— EXTRACT PROVIDED —
□ □ □ □ □ □ □

Canadian firms struggle to turn AI trials into ROI

Thu, 25th Jun 2026 (Today)
Sofiah Nichole Salivio
SOFIAH NICHOLE SALIVIO News Editor

BDO Canada has published research showing that many Canadian businesses are still struggling to turn artificial intelligence trials into measurable returns. The report found that 46% of business leaders are experimenting with AI without meaningful ROI.

Only 18% of respondents said they were actively embedding AI into workflows and operations, while 27% said AI would have minimal impact on their organisation over the next four years. The findings are based on a survey of 520 Canadian business leaders from the Angus Reid Forum.

The figures point to a divide between interest in AI and the harder task of putting it to work in day-to-day operations. BDO argues that the challenge has moved beyond pilot projects and now centres on governance, workforce readiness, and the ability to link AI spending to clear business outcomes.

The issue comes as more businesses prepare for the spread of agentic AI systems, which are designed to handle multi-step tasks and interact across software platforms. Gartner has forecast that by 2028, one-third of enterprise software applications will include agentic AI, up from less than 1% in 2024.

That shift is likely to increase pressure on companies to show they can supervise AI tools in the same way they already demonstrate cyber controls and compliance processes. In BDO's view, governance is becoming a buying criterion for clients and regulators rather than a narrow internal safeguard.

From pilots to operations

The report describes what it sees as a second-stage problem in Canadian AI adoption. After an initial wave of experimentation, many organisations now face questions about ownership, data quality, risk management, and whether projects are producing business value.

Those issues become more important as AI moves beyond stand-alone chat tools into systems that support decisions and automate parts of workflows. In that setting, companies need to determine what problems they are trying to solve, who is accountable for outcomes, and how results will be measured.

Bill Syrros, National AI Leader, BDO Canada, set out that concern in the report's findings.

□ □ □ □ □ □ □

— DATA ROWS —
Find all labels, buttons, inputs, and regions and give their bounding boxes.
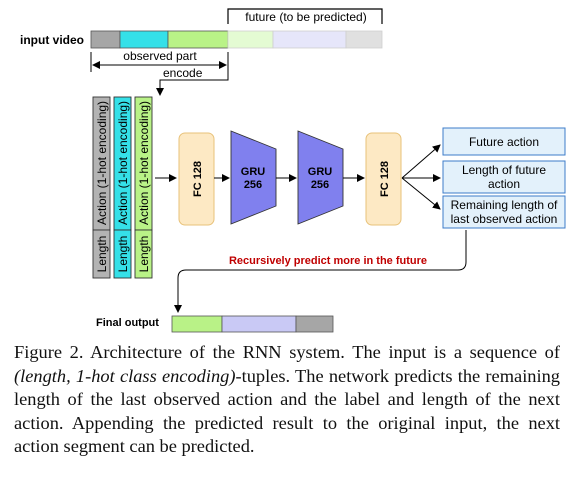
input-column-cyan: Action (1-hot encoding) Length	[113, 96, 132, 279]
rnn-architecture-diagram: future (to be predicted) input video obs…	[20, 8, 566, 333]
caption-italic: (length, 1-hot class encoding)	[14, 365, 236, 386]
encode-arrow	[156, 72, 229, 96]
caption-part2: -tuples. The network predicts the remain…	[14, 365, 560, 457]
figure-caption: Figure 2. Architecture of the RNN system…	[14, 341, 560, 459]
gru2-units: 256	[311, 179, 329, 191]
segment-gray	[90, 30, 121, 49]
segment-future-gray	[345, 30, 383, 49]
recursive-label: Recursively predict more in the future	[229, 255, 427, 267]
action-label: Action (1-hot encoding)	[116, 101, 130, 225]
final-segment-green	[171, 315, 223, 333]
future-label: future (to be predicted)	[245, 10, 366, 24]
segment-future-lavender	[272, 30, 347, 49]
segment-future-green	[227, 30, 274, 49]
gru-layer-2: GRU 256	[297, 130, 344, 225]
final-output-label: Final output	[96, 317, 159, 329]
length-label: Length	[116, 236, 130, 273]
length-future-line1: Length of future	[462, 163, 546, 177]
fc-layer-1: FC 128	[178, 132, 215, 226]
final-output-bar	[171, 315, 334, 333]
gru-layer-1: GRU 256	[230, 130, 277, 225]
arrow-to-remaining	[401, 177, 441, 210]
action-label: Action (1-hot encoding)	[95, 101, 109, 225]
fc2-label: FC 128	[379, 161, 391, 197]
input-column-gray: Action (1-hot encoding) Length	[92, 96, 111, 279]
output-remaining-length: Remaining length of last observed action	[442, 195, 566, 229]
gru2-label: GRU	[308, 166, 333, 178]
gru1-label: GRU	[241, 166, 266, 178]
length-label: Length	[137, 236, 151, 273]
observed-part-label: observed part	[123, 49, 197, 63]
remaining-line1: Remaining length of	[451, 198, 558, 212]
encode-label: encode	[163, 66, 203, 80]
fc1-label: FC 128	[192, 161, 204, 197]
segment-green	[167, 30, 229, 49]
final-segment-gray	[295, 315, 334, 333]
gru1-units: 256	[244, 179, 262, 191]
length-future-line2: action	[488, 177, 520, 191]
input-video-bar	[90, 30, 383, 49]
fc-layer-2: FC 128	[365, 132, 402, 226]
length-label: Length	[95, 236, 109, 273]
output-future-action: Future action	[442, 127, 566, 156]
observed-part-span: observed part	[90, 49, 229, 72]
input-column-green: Action (1-hot encoding) Length	[134, 96, 153, 279]
action-label: Action (1-hot encoding)	[137, 101, 151, 225]
output-length-future-action: Length of future action	[442, 160, 566, 194]
future-bracket: future (to be predicted)	[227, 8, 383, 24]
future-action-label: Future action	[469, 135, 539, 149]
arrow-to-future-action	[401, 144, 441, 179]
caption-part1: Figure 2. Architecture of the RNN system…	[14, 342, 560, 362]
remaining-line2: last observed action	[451, 212, 558, 226]
segment-cyan	[119, 30, 169, 49]
recursive-arrow	[174, 230, 467, 313]
input-video-label: input video	[20, 33, 84, 47]
final-segment-purple	[221, 315, 297, 333]
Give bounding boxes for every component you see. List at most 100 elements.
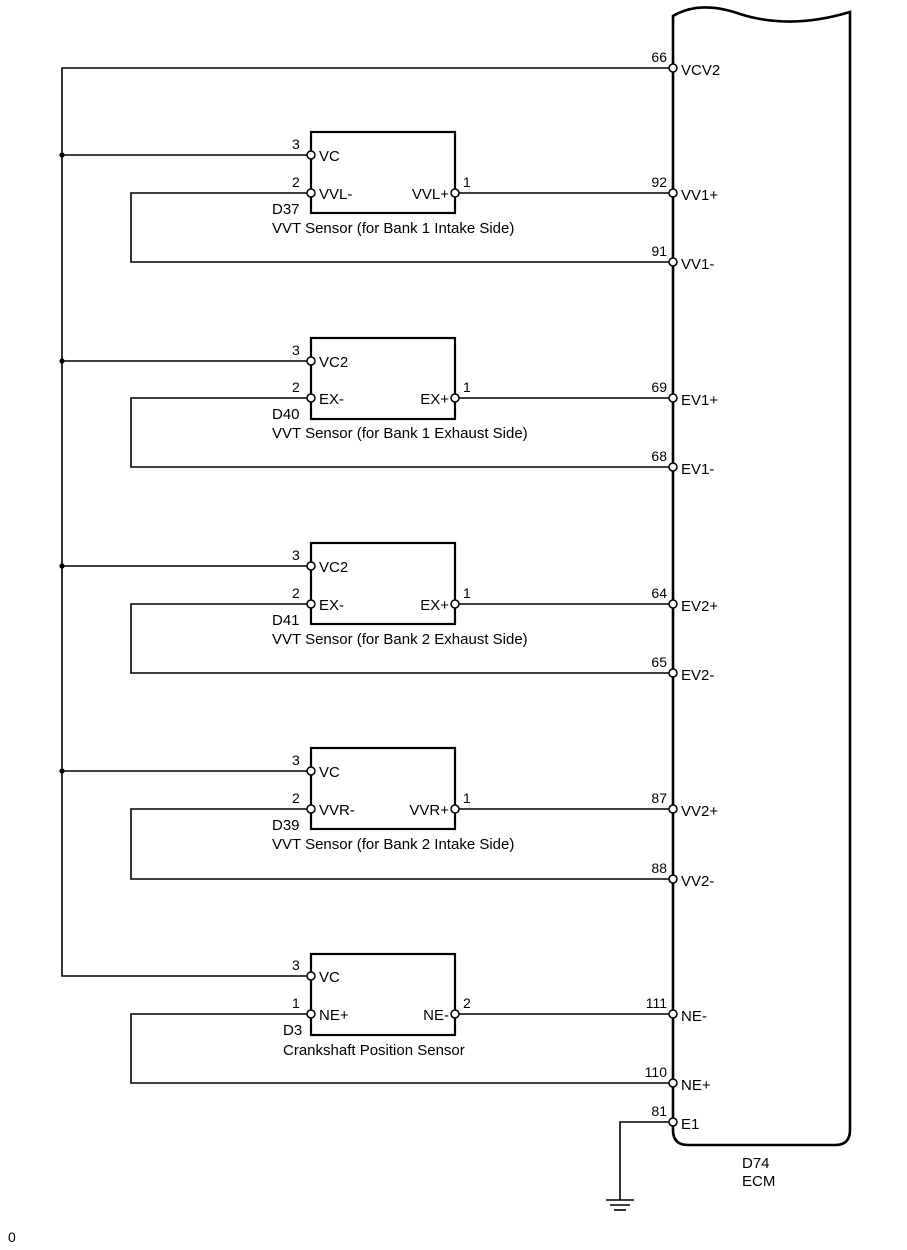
pin-number: 2 — [292, 174, 300, 190]
pin-name: VVR+ — [409, 802, 449, 819]
pin-name: VC — [319, 148, 340, 165]
svg-text:81: 81 — [651, 1103, 667, 1119]
terminal — [450, 804, 460, 814]
sensor-code: D39 — [272, 817, 300, 834]
svg-text:VCV2: VCV2 — [681, 62, 720, 79]
svg-text:EV1-: EV1- — [681, 461, 714, 478]
junction-dot — [59, 152, 65, 158]
terminal — [306, 971, 316, 981]
svg-text:66: 66 — [651, 49, 667, 65]
ecm-pin-66: 66 VCV2 — [651, 49, 720, 79]
svg-text:VV1+: VV1+ — [681, 187, 718, 204]
pin-name: NE+ — [319, 1007, 349, 1024]
pin-number: 2 — [463, 995, 471, 1011]
junction-dot — [59, 768, 65, 774]
pin-name: VC2 — [319, 354, 348, 371]
terminal — [306, 599, 316, 609]
pin-name: EX- — [319, 597, 344, 614]
terminal — [306, 766, 316, 776]
sensor-d39: 3 VC 2 VVR- 1 VVR+ D39 VVT Sensor (for B… — [59, 746, 673, 880]
pin-name: VC — [319, 764, 340, 781]
svg-text:EV1+: EV1+ — [681, 392, 718, 409]
svg-text:87: 87 — [651, 790, 667, 806]
vc-bus-wire — [61, 67, 673, 977]
terminal — [306, 804, 316, 814]
svg-text:68: 68 — [651, 448, 667, 464]
footer-mark: 0 — [8, 1229, 16, 1245]
sensor-box — [309, 130, 457, 215]
svg-text:69: 69 — [651, 379, 667, 395]
sensor-d3: 3 VC 1 NE+ 2 NE- D3 Crankshaft Position … — [130, 952, 673, 1084]
sensor-code: D37 — [272, 201, 300, 218]
sensor-box — [309, 541, 457, 626]
terminal — [306, 150, 316, 160]
pin-number: 1 — [463, 379, 471, 395]
ecm-pin-88: 88 VV2- — [651, 860, 714, 890]
terminal — [450, 188, 460, 198]
pin-number: 2 — [292, 379, 300, 395]
sensor-label: VVT Sensor (for Bank 2 Intake Side) — [272, 836, 514, 853]
ecm-pin-69: 69 EV1+ — [651, 379, 718, 409]
pin-number: 1 — [463, 585, 471, 601]
pin-number: 3 — [292, 957, 300, 973]
sensor-label: VVT Sensor (for Bank 1 Intake Side) — [272, 220, 514, 237]
ecm-pin-64: 64 EV2+ — [651, 585, 718, 615]
sensor-box — [309, 336, 457, 421]
pin-number: 2 — [292, 585, 300, 601]
pin-name: VC — [319, 969, 340, 986]
svg-text:VV2-: VV2- — [681, 873, 714, 890]
ecm-name: ECM — [742, 1173, 775, 1190]
terminal — [306, 188, 316, 198]
pin-number: 1 — [463, 174, 471, 190]
pin-name: VC2 — [319, 559, 348, 576]
terminal — [306, 393, 316, 403]
ecm-pin-110: 110 NE+ — [645, 1064, 711, 1094]
sensor-box — [309, 952, 457, 1037]
pin-name: EX+ — [420, 391, 449, 408]
pin-name: NE- — [423, 1007, 449, 1024]
sensor-label: Crankshaft Position Sensor — [283, 1042, 465, 1059]
ecm-pin-68: 68 EV1- — [651, 448, 714, 478]
sensor-code: D3 — [283, 1022, 302, 1039]
sensor-d41: 3 VC2 2 EX- 1 EX+ D41 VVT Sensor (for Ba… — [59, 541, 673, 674]
pin-name: VVR- — [319, 802, 355, 819]
ground-symbol-icon — [606, 1121, 673, 1211]
svg-text:64: 64 — [651, 585, 667, 601]
pin-number: 1 — [292, 995, 300, 1011]
junction-dot — [59, 563, 65, 569]
pin-number: 3 — [292, 342, 300, 358]
pin-name: EX- — [319, 391, 344, 408]
ecm-pin-92: 92 VV1+ — [651, 174, 718, 204]
svg-text:88: 88 — [651, 860, 667, 876]
ecm-pin-87: 87 VV2+ — [651, 790, 718, 820]
svg-text:VV2+: VV2+ — [681, 803, 718, 820]
pin-name: VVL- — [319, 186, 352, 203]
pin-name: VVL+ — [412, 186, 449, 203]
ecm-pin-65: 65 EV2- — [651, 654, 714, 684]
svg-text:VV1-: VV1- — [681, 256, 714, 273]
ecm-terminals: 66 VCV2 92 VV1+ 91 VV1- 69 EV1+ 68 EV1- … — [645, 49, 721, 1133]
svg-text:NE-: NE- — [681, 1008, 707, 1025]
terminal — [306, 356, 316, 366]
terminal — [450, 1009, 460, 1019]
svg-text:92: 92 — [651, 174, 667, 190]
pin-number: 3 — [292, 547, 300, 563]
svg-text:NE+: NE+ — [681, 1077, 711, 1094]
ecm-pin-111: 111 NE- — [646, 995, 707, 1025]
ecm-pin-81: 81 E1 — [651, 1103, 699, 1133]
svg-text:111: 111 — [646, 995, 667, 1011]
ecm-body — [671, 6, 852, 1147]
svg-text:65: 65 — [651, 654, 667, 670]
terminal — [306, 561, 316, 571]
ecm-code: D74 — [742, 1155, 770, 1172]
svg-text:EV2+: EV2+ — [681, 598, 718, 615]
junction-dot — [59, 358, 65, 364]
pin-number: 3 — [292, 136, 300, 152]
svg-text:EV2-: EV2- — [681, 667, 714, 684]
sensor-box — [309, 746, 457, 831]
terminal — [450, 599, 460, 609]
svg-text:E1: E1 — [681, 1116, 699, 1133]
ecm-pin-91: 91 VV1- — [651, 243, 714, 273]
sensor-label: VVT Sensor (for Bank 2 Exhaust Side) — [272, 631, 528, 648]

□ □ □ □ □ □ □

— WHAT IS ASKED —
The article on Canadian AI adoption names several things many organizations now face questions about after the first wave of experimentation. List them.

— EXPECTED ANSWER —
- Ownership
- Data quality
- Risk management
- Whether projects are producing business value